======== Исходный текст
На выставках «Мира искусства» зацвела освободившаяся от передвижничества русская живопись. Крепли музыкальные дарования — Скрябина, Метнера, Рахманинова. От достижения к достижению, пролагая все новые пути, подымался на недосягаемые высоты русский театр. Через все сферы этого культурного подъема, свидетельствуя о духовном здоровье России, отчетливо пролегали две линии интересов и симпатий — национальная и сверхнациональная. С одной стороны, воскресали к новой жизни славянофилы, Достоевский, Соловьев, Пушкин, Баратынский, Гоголь, Тютчев, старинная икона (журнал «София»), старинный русский театр (апокрифы Ремизова), Мусоргский (на оперной сцене — Шаляпин, на концертной эстраде — М.А.Оленина-д'Альгейм). С другой стороны, с одинаковым подъемом и в значительной степени даже и теми же людьми издавались и изучались германские мистики (Бёме, Экхарт, Сведенборг) и Ницше. В театрах. и прежде всего на сцене Художественного театра, замечательно шли Ибсен, Гамсун, Стриндберг, Гольдони и другие, не говоря уже о классиках европейской сцены. Собирались изумительнейшие, мирового значения, коллекции новейшей французской живописи, и неоднократно выслушивались в переполненных залах доклады и беседы таких «знатных иностранцев», как Верхарн, Матисс, Маринетти, Коген...
Провинция тянулась за столицами. По всей России читались публичные лекции, и всюду, даже и в отдаленнейших городах, собирались живые и внимательные аудитории, которые не всегда встретишь и на Западе.
================
======== Записи набора данных
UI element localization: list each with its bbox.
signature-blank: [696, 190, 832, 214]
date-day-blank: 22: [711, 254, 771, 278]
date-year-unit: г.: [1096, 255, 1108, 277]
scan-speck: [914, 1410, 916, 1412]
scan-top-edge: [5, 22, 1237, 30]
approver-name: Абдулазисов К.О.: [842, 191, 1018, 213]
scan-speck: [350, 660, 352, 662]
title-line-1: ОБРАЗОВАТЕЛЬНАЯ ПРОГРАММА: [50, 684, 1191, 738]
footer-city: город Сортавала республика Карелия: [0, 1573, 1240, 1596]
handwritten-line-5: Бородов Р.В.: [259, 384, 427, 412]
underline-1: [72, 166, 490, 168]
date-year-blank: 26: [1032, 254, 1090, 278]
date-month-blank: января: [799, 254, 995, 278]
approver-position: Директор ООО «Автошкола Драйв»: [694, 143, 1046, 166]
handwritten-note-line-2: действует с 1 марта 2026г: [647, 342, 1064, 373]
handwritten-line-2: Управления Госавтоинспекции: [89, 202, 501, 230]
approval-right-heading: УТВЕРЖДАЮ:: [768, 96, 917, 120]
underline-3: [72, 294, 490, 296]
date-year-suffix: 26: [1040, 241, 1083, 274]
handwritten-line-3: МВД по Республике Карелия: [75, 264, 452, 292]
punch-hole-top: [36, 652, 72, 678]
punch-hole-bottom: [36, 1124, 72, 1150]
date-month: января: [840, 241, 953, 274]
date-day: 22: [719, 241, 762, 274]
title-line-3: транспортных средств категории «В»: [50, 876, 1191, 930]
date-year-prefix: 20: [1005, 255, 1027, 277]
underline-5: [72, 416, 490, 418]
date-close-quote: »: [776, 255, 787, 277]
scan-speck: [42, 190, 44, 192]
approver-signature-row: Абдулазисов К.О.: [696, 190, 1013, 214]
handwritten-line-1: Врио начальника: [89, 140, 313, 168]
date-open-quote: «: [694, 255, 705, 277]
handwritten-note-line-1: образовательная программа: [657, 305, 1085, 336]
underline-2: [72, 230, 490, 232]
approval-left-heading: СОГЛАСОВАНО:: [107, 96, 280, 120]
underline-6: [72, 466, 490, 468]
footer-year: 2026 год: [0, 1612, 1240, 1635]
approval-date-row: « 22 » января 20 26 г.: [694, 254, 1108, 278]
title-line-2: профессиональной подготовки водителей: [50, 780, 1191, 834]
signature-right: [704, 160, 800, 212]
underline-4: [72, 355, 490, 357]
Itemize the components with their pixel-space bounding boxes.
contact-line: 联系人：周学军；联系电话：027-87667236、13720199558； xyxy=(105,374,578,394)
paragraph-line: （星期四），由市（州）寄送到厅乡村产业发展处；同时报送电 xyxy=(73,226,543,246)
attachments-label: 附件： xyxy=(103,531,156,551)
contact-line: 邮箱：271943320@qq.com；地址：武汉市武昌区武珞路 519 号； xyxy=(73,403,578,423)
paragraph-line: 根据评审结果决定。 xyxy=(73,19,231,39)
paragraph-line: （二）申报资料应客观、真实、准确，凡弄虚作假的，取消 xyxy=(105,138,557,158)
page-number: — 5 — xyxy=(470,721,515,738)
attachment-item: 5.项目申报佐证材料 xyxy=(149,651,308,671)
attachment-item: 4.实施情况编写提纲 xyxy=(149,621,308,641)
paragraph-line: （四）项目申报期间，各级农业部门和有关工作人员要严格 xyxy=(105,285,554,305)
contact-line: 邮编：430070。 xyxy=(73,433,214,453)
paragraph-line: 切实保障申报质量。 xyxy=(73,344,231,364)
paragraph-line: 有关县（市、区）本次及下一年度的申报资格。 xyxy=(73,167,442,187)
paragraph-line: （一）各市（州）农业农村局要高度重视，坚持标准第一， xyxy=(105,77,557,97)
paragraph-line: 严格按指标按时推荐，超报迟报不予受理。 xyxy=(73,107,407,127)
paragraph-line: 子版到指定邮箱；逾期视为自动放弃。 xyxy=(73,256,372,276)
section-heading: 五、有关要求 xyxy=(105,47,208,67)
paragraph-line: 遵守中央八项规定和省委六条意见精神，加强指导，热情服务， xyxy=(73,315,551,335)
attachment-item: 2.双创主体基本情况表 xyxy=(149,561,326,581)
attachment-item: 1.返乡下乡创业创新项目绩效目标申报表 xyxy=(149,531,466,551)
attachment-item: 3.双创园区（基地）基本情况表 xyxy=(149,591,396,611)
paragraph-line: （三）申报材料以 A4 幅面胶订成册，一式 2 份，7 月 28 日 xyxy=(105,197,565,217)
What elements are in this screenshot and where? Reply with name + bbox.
================
======== Записи набора данных
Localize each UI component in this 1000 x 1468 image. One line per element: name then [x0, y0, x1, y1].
================
» **Задания**:
• A. Перепечатайте целиком текст о культурном подъеме в России без каких-либо изменений.
• B. Замените «scan-speck» на «dust-speck» в записях от строки с «UI element localization: list» до строки с «approver-signature-row: Абдулазисов К.О.: [696, 190, 1013, 214]» включительно. Приведите только эти строки, оставив все прочее как есть.
Текст и записи никак не связаны между собой.

» **Результаты выполнения**:
• A.
На выставках «Мира искусства» зацвела освободившаяся от передвижничества русская живопись. Крепли музыкальные дарования — Скрябина, Метнера, Рахманинова. От достижения к достижению, пролагая все новые пути, подымался на недосягаемые высоты русский театр. Через все сферы этого культурного подъема, свидетельствуя о духовном здоровье России, отчетливо пролегали две линии интересов и симпатий — национальная и сверхнациональная. С одной стороны, воскресали к новой жизни славянофилы, Достоевский, Соловьев, Пушкин, Баратынский, Гоголь, Тютчев, старинная икона (журнал «София»), старинный русский театр (апокрифы Ремизова), Мусоргский (на оперной сцене — Шаляпин, на концертной эстраде — М.А.Оленина-д'Альгейм). С другой стороны, с одинаковым подъемом и в значительной степени даже и теми же людьми издавались и изучались германские мистики (Бёме, Экхарт, Сведенборг) и Ницше. В театрах. и прежде всего на сцене Художественного театра, замечательно шли Ибсен, Гамсун, Стриндберг, Гольдони и другие, не говоря уже о классиках европейской сцены. Собирались изумительнейшие, мирового значения, коллекции новейшей французской живописи, и неоднократно выслушивались в переполненных залах доклады и беседы таких «знатных иностранцев», как Верхарн, Матисс, Маринетти, Коген...
Провинция тянулась за столицами. По всей России читались публичные лекции, и всюду, даже и в отдаленнейших городах, собирались живые и внимательные аудитории, которые не всегда встретишь и на Западе.

• B.
UI element localization: list each with its bbox.
signature-blank: [696, 190, 832, 214]
date-day-blank: 22: [711, 254, 771, 278]
date-year-unit: г.: [1096, 255, 1108, 277]
dust-speck: [914, 1410, 916, 1412]
scan-top-edge: [5, 22, 1237, 30]
approver-name: Абдулазисов К.О.: [842, 191, 1018, 213]
dust-speck: [350, 660, 352, 662]
title-line-1: ОБРАЗОВАТЕЛЬНАЯ ПРОГРАММА: [50, 684, 1191, 738]
footer-city: город Сортавала республика Карелия: [0, 1573, 1240, 1596]
handwritten-line-5: Бородов Р.В.: [259, 384, 427, 412]
underline-1: [72, 166, 490, 168]
date-year-blank: 26: [1032, 254, 1090, 278]
date-month-blank: января: [799, 254, 995, 278]
approver-position: Директор ООО «Автошкола Драйв»: [694, 143, 1046, 166]
handwritten-note-line-2: действует с 1 марта 2026г: [647, 342, 1064, 373]
handwritten-line-2: Управления Госавтоинспекции: [89, 202, 501, 230]
approval-right-heading: УТВЕРЖДАЮ:: [768, 96, 917, 120]
underline-3: [72, 294, 490, 296]
date-year-suffix: 26: [1040, 241, 1083, 274]
handwritten-line-3: МВД по Республике Карелия: [75, 264, 452, 292]
punch-hole-top: [36, 652, 72, 678]
punch-hole-bottom: [36, 1124, 72, 1150]
date-month: января: [840, 241, 953, 274]
date-day: 22: [719, 241, 762, 274]
title-line-3: транспортных средств категории «В»: [50, 876, 1191, 930]
date-year-prefix: 20: [1005, 255, 1027, 277]
underline-5: [72, 416, 490, 418]
date-close-quote: »: [776, 255, 787, 277]
dust-speck: [42, 190, 44, 192]
approver-signature-row: Абдулазисов К.О.: [696, 190, 1013, 214]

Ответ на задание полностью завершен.